# Instructions to follow
Reproduce all of the data below with every "legend-label" renamed to "legend-entry" and nothing else altered. Omit the pictures.

BEGIN Given data

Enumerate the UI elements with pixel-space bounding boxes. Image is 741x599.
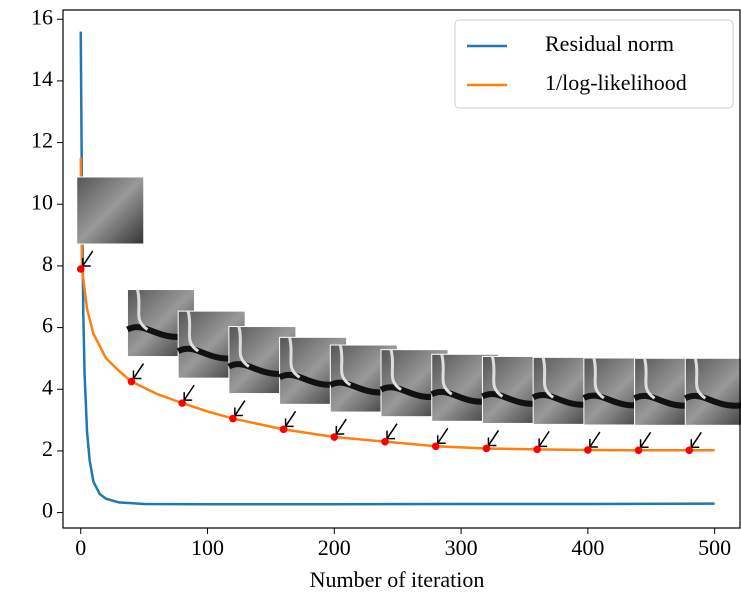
y-tick-label: 0 xyxy=(42,498,53,523)
point xyxy=(127,377,136,386)
thumbnail-image xyxy=(76,176,145,245)
plot-area: 0 100 200 300 400 500 0 2 4 6 8 10 12 14 16 Residual no… xyxy=(31,4,741,560)
point xyxy=(178,399,186,407)
point xyxy=(381,437,389,446)
y-tick-label: 8 xyxy=(42,251,53,276)
arrow xyxy=(132,363,145,379)
point xyxy=(279,425,288,434)
thumbnail-detail xyxy=(135,289,149,331)
y-tick-label: 2 xyxy=(42,436,53,461)
thumbnail-detail xyxy=(541,357,555,399)
line xyxy=(79,157,715,452)
thumbnail-detail xyxy=(288,336,301,379)
point xyxy=(76,265,85,273)
thumbnail-image xyxy=(684,357,741,426)
thumbnail-detail xyxy=(592,357,605,400)
thumbnail-detail xyxy=(490,356,504,398)
arrow xyxy=(335,418,347,435)
arrow xyxy=(487,430,500,446)
point xyxy=(634,446,643,455)
arrow xyxy=(437,427,449,444)
thumbnail-detail xyxy=(440,353,453,396)
x-tick-label: 0 xyxy=(75,535,86,560)
thumbnail xyxy=(76,176,145,245)
thumbnail-detail xyxy=(389,349,402,391)
x-tick-label: 100 xyxy=(191,535,224,560)
y-tick-label: 16 xyxy=(31,4,53,29)
point xyxy=(431,442,440,451)
arrow xyxy=(690,431,702,448)
arrow xyxy=(386,423,398,440)
y-tick-label: 10 xyxy=(31,189,53,214)
arrow xyxy=(589,431,601,448)
point xyxy=(533,445,541,454)
arrow xyxy=(183,384,195,401)
thumbnail-detail xyxy=(186,310,200,353)
line xyxy=(79,31,715,506)
thumbnail-detail xyxy=(683,392,741,409)
arrow xyxy=(82,250,94,267)
thumbnail xyxy=(683,357,741,426)
legend-box xyxy=(454,19,734,109)
legend-label: Residual norm xyxy=(545,31,674,56)
y-tick-label: 14 xyxy=(31,66,53,91)
point xyxy=(584,446,592,454)
point xyxy=(330,433,339,441)
x-tick-label: 200 xyxy=(318,535,351,560)
arrow xyxy=(639,431,652,448)
thumbnail-detail xyxy=(338,344,352,387)
y-tick-label: 6 xyxy=(42,313,53,338)
arrow xyxy=(284,410,297,427)
x-axis-label: Number of iteration xyxy=(310,567,485,592)
thumbnail-detail xyxy=(237,326,250,368)
x-tick-label: 500 xyxy=(698,535,731,560)
x-tick-label: 400 xyxy=(571,535,604,560)
axes-frame xyxy=(62,9,741,529)
thumbnail-detail xyxy=(693,357,707,400)
y-tick-label: 4 xyxy=(42,374,53,399)
thumbnail-detail xyxy=(643,357,656,400)
point xyxy=(482,444,491,453)
legend-label: 1/log-likelihood xyxy=(545,70,687,95)
y-tick-label: 12 xyxy=(31,128,53,153)
x-tick-label: 300 xyxy=(445,535,478,560)
point xyxy=(229,414,237,423)
point xyxy=(685,446,694,455)
arrow xyxy=(538,430,550,447)
arrow xyxy=(234,400,246,416)
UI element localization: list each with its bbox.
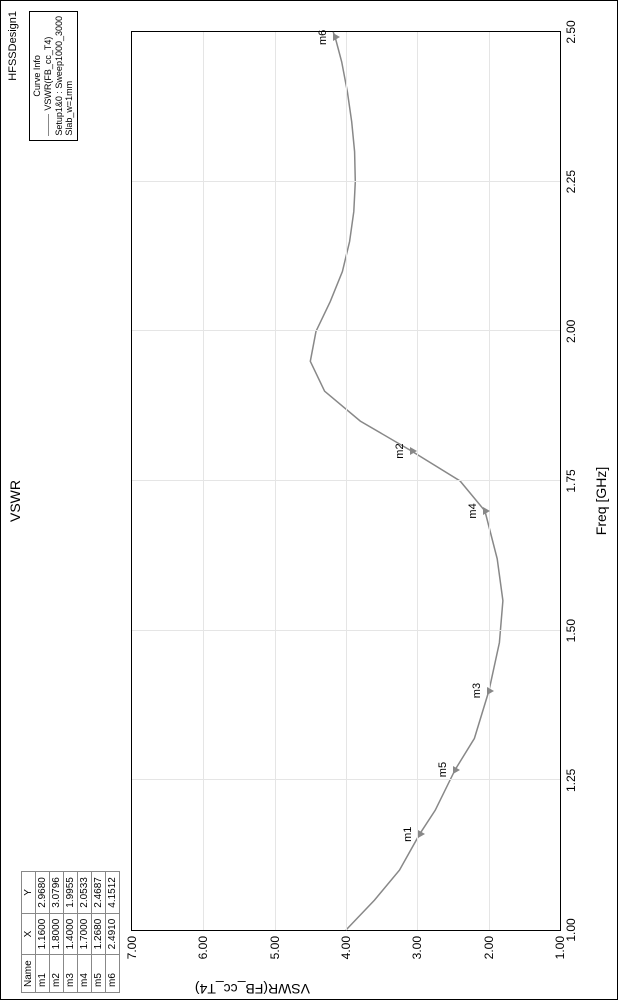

END Given data

# Solution for this task
Enumerate the UI elements with pixel-space bounding boxes. Image is 741x599.
y-tick-label: 0 xyxy=(42,498,53,523)
point xyxy=(127,377,136,386)
thumbnail-image xyxy=(76,176,145,245)
plot-area: 0 100 200 300 400 500 0 2 4 6 8 10 12 14 16 Residual no… xyxy=(31,4,741,560)
point xyxy=(178,399,186,407)
point xyxy=(381,437,389,446)
y-tick-label: 8 xyxy=(42,251,53,276)
arrow xyxy=(132,363,145,379)
point xyxy=(279,425,288,434)
thumbnail-detail xyxy=(135,289,149,331)
y-tick-label: 2 xyxy=(42,436,53,461)
thumbnail-detail xyxy=(541,357,555,399)
line xyxy=(79,157,715,452)
thumbnail-detail xyxy=(288,336,301,379)
point xyxy=(76,265,85,273)
thumbnail-image xyxy=(684,357,741,426)
thumbnail-detail xyxy=(592,357,605,400)
thumbnail-detail xyxy=(490,356,504,398)
arrow xyxy=(335,418,347,435)
arrow xyxy=(487,430,500,446)
point xyxy=(634,446,643,455)
arrow xyxy=(437,427,449,444)
thumbnail-detail xyxy=(440,353,453,396)
x-tick-label: 0 xyxy=(75,535,86,560)
thumbnail xyxy=(76,176,145,245)
thumbnail-detail xyxy=(389,349,402,391)
x-tick-label: 100 xyxy=(191,535,224,560)
y-tick-label: 16 xyxy=(31,4,53,29)
point xyxy=(431,442,440,451)
arrow xyxy=(690,431,702,448)
arrow xyxy=(386,423,398,440)
y-tick-label: 10 xyxy=(31,189,53,214)
arrow xyxy=(589,431,601,448)
point xyxy=(533,445,541,454)
arrow xyxy=(183,384,195,401)
thumbnail-detail xyxy=(186,310,200,353)
line xyxy=(79,31,715,506)
thumbnail-detail xyxy=(683,392,741,409)
arrow xyxy=(82,250,94,267)
thumbnail xyxy=(683,357,741,426)
legend-box xyxy=(454,19,734,109)
legend-entry: Residual norm xyxy=(545,31,674,56)
y-tick-label: 14 xyxy=(31,66,53,91)
point xyxy=(584,446,592,454)
point xyxy=(330,433,339,441)
x-tick-label: 200 xyxy=(318,535,351,560)
arrow xyxy=(639,431,652,448)
thumbnail-detail xyxy=(338,344,352,387)
y-tick-label: 6 xyxy=(42,313,53,338)
arrow xyxy=(284,410,297,427)
x-axis-label: Number of iteration xyxy=(310,567,485,592)
thumbnail-detail xyxy=(237,326,250,368)
x-tick-label: 500 xyxy=(698,535,731,560)
x-tick-label: 400 xyxy=(571,535,604,560)
axes-frame xyxy=(62,9,741,529)
thumbnail-detail xyxy=(693,357,707,400)
y-tick-label: 4 xyxy=(42,374,53,399)
thumbnail-detail xyxy=(643,357,656,400)
point xyxy=(482,444,491,453)
legend-entry: 1/log-likelihood xyxy=(545,70,687,95)
y-tick-label: 12 xyxy=(31,128,53,153)
x-tick-label: 300 xyxy=(445,535,478,560)
point xyxy=(229,414,237,423)
point xyxy=(685,446,694,455)
arrow xyxy=(538,430,550,447)
arrow xyxy=(234,400,246,416)
UI element localization: list each with its bbox.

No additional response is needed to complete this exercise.